■ **MATERIAL TO PROCESS**
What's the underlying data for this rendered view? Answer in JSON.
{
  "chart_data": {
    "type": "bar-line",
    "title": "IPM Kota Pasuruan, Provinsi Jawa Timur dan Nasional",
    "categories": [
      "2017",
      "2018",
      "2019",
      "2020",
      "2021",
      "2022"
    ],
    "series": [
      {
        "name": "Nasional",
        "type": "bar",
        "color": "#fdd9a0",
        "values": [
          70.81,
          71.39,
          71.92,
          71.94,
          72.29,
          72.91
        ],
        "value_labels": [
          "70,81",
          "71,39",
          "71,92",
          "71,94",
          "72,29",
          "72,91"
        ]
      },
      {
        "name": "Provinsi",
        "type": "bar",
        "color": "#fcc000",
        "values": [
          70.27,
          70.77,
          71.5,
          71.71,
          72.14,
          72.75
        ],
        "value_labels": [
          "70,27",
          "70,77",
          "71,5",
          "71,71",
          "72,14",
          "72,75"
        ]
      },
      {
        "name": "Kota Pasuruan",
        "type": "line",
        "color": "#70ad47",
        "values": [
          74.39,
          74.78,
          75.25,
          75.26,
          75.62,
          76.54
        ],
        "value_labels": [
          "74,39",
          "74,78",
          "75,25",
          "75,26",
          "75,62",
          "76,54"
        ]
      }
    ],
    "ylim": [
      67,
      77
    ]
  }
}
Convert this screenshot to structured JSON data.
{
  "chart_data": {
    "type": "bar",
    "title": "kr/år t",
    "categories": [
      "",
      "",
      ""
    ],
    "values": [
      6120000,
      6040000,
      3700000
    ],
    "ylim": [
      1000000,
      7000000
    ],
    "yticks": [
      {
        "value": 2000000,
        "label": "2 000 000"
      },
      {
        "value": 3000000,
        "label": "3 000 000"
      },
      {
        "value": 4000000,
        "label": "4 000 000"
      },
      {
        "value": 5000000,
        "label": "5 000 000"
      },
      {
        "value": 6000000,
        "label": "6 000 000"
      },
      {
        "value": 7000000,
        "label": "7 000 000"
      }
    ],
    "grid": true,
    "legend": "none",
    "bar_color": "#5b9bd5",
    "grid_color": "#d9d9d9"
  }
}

■ **YOUR OBJECTIVE**
Your task is to print all of the records exactly.

■ **EXERCISE SOLUTION**
What's the underlying data for this rendered view? Answer in JSON.
{
  "chart_data": {
    "type": "bar-line",
    "title": "IPM Kota Pasuruan, Provinsi Jawa Timur dan Nasional",
    "categories": [
      "2017",
      "2018",
      "2019",
      "2020",
      "2021",
      "2022"
    ],
    "series": [
      {
        "name": "Nasional",
        "type": "bar",
        "color": "#fdd9a0",
        "values": [
          70.81,
          71.39,
          71.92,
          71.94,
          72.29,
          72.91
        ],
        "value_labels": [
          "70,81",
          "71,39",
          "71,92",
          "71,94",
          "72,29",
          "72,91"
        ]
      },
      {
        "name": "Provinsi",
        "type": "bar",
        "color": "#fcc000",
        "values": [
          70.27,
          70.77,
          71.5,
          71.71,
          72.14,
          72.75
        ],
        "value_labels": [
          "70,27",
          "70,77",
          "71,5",
          "71,71",
          "72,14",
          "72,75"
        ]
      },
      {
        "name": "Kota Pasuruan",
        "type": "line",
        "color": "#70ad47",
        "values": [
          74.39,
          74.78,
          75.25,
          75.26,
          75.62,
          76.54
        ],
        "value_labels": [
          "74,39",
          "74,78",
          "75,25",
          "75,26",
          "75,62",
          "76,54"
        ]
      }
    ],
    "ylim": [
      67,
      77
    ]
  }
}
Convert this screenshot to structured JSON data.
{
  "chart_data": {
    "type": "bar",
    "title": "kr/år t",
    "categories": [
      "",
      "",
      ""
    ],
    "values": [
      6120000,
      6040000,
      3700000
    ],
    "ylim": [
      1000000,
      7000000
    ],
    "yticks": [
      {
        "value": 2000000,
        "label": "2 000 000"
      },
      {
        "value": 3000000,
        "label": "3 000 000"
      },
      {
        "value": 4000000,
        "label": "4 000 000"
      },
      {
        "value": 5000000,
        "label": "5 000 000"
      },
      {
        "value": 6000000,
        "label": "6 000 000"
      },
      {
        "value": 7000000,
        "label": "7 000 000"
      }
    ],
    "grid": true,
    "legend": "none",
    "bar_color": "#5b9bd5",
    "grid_color": "#d9d9d9"
  }
}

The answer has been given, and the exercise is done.